◆ **Exercise objective**:
In the listing below, locate the lines that hold the string "JSON". Copy those lines.

◆ **Excerpted data**:
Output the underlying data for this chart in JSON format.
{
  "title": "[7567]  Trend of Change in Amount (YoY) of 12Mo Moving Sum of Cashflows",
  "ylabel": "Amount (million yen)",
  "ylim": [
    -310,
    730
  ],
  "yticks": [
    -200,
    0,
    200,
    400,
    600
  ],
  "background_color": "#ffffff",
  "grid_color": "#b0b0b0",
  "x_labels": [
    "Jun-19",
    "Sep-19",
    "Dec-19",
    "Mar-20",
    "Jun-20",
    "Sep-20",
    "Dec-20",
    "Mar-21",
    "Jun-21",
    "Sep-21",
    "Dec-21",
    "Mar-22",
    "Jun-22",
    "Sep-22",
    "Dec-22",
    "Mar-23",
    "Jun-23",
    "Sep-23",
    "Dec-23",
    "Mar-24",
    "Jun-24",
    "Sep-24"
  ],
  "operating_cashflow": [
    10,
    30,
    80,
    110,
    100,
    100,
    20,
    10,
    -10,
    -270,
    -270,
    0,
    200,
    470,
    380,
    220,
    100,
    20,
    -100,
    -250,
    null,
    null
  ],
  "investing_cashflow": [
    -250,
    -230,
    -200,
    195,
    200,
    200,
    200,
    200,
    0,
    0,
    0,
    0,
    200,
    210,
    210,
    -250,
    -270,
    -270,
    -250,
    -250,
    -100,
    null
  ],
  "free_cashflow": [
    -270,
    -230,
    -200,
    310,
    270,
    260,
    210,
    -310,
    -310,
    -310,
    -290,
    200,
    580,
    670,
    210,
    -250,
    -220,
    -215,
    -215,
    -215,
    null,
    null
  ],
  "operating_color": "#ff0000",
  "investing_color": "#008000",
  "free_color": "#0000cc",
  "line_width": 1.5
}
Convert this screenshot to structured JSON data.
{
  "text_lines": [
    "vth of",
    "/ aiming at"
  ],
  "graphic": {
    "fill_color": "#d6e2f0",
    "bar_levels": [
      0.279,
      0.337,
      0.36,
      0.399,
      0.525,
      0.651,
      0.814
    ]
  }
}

◆ **Exercise output**:
Output the underlying data for this chart in JSON format.
Convert this screenshot to structured JSON data.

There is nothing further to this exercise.